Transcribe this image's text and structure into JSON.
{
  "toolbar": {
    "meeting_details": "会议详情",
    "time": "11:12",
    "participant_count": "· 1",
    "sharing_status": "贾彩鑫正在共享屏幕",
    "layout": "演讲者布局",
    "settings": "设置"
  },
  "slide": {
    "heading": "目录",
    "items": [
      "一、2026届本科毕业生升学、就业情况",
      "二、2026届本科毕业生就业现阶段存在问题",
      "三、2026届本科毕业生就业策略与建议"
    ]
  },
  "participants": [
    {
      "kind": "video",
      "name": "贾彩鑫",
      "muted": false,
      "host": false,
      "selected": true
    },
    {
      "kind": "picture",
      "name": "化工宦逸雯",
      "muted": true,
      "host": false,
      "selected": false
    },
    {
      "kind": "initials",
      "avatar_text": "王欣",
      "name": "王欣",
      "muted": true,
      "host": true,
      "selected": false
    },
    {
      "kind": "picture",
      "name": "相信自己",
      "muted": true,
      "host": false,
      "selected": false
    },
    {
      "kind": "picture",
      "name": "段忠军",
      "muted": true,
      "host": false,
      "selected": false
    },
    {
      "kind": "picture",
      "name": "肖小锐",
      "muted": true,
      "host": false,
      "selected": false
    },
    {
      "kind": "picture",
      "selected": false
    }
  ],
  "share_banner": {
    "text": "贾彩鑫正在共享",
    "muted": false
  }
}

---

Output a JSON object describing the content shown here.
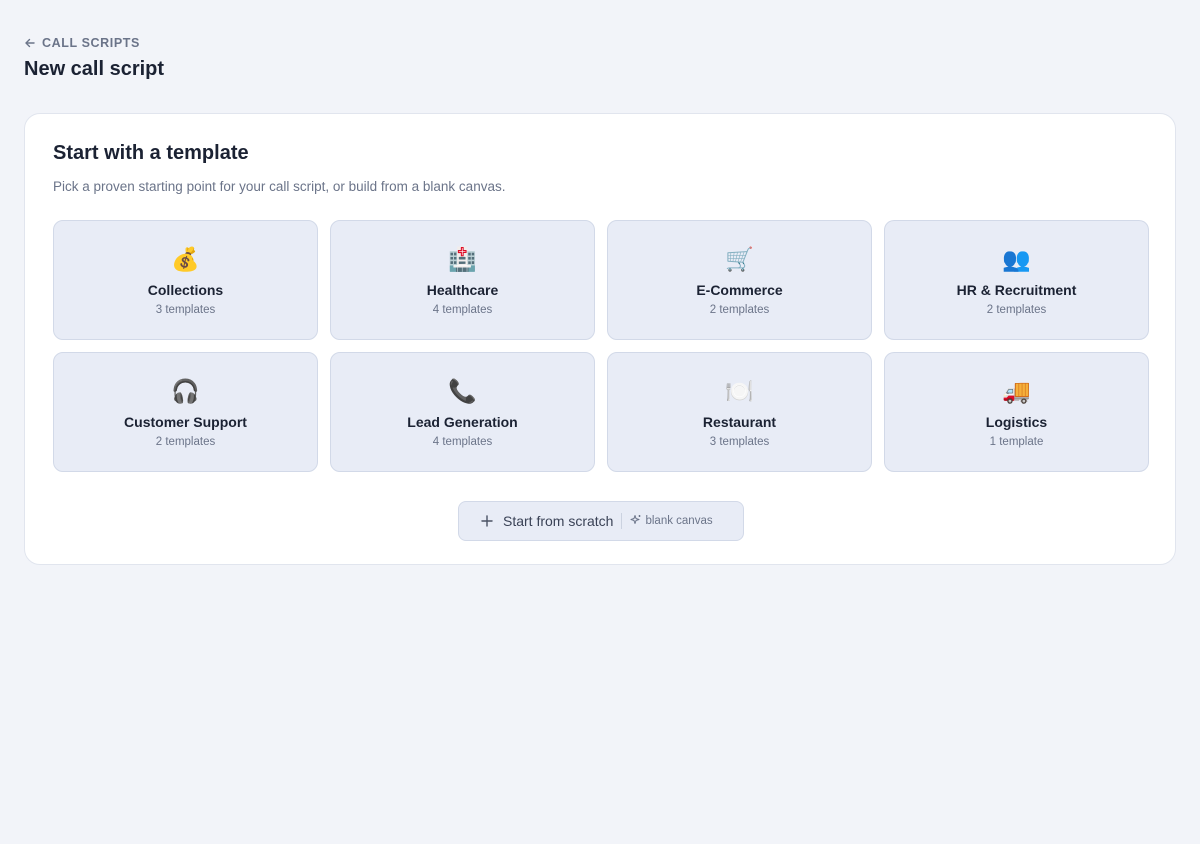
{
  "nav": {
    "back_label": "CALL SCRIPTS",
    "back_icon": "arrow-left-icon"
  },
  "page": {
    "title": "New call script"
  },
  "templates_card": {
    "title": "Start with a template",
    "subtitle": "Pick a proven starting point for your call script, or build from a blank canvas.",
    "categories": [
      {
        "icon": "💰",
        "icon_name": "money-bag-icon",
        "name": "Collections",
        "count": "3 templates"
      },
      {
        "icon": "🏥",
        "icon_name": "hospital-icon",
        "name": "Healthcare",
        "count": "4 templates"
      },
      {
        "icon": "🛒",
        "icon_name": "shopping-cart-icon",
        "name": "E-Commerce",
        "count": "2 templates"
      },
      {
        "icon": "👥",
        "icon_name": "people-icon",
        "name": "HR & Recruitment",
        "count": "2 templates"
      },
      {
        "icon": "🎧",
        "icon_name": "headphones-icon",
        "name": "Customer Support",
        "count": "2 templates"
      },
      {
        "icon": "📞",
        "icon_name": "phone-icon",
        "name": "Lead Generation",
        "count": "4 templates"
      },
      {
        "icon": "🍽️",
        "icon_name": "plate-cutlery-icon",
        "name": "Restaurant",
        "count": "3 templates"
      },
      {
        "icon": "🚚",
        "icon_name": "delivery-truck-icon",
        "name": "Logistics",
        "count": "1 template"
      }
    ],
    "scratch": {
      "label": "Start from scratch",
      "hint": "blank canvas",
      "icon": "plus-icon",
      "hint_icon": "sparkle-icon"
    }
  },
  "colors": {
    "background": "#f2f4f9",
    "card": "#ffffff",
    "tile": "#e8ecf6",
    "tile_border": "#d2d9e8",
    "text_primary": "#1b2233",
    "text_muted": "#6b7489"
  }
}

_Aim of the exercise:_ List each line of the entries that holds the string "canvas".

_Written answer:_
    "subtitle": "Pick a proven starting point for your call script, or build from a blank canvas.",
      "hint": "blank canvas",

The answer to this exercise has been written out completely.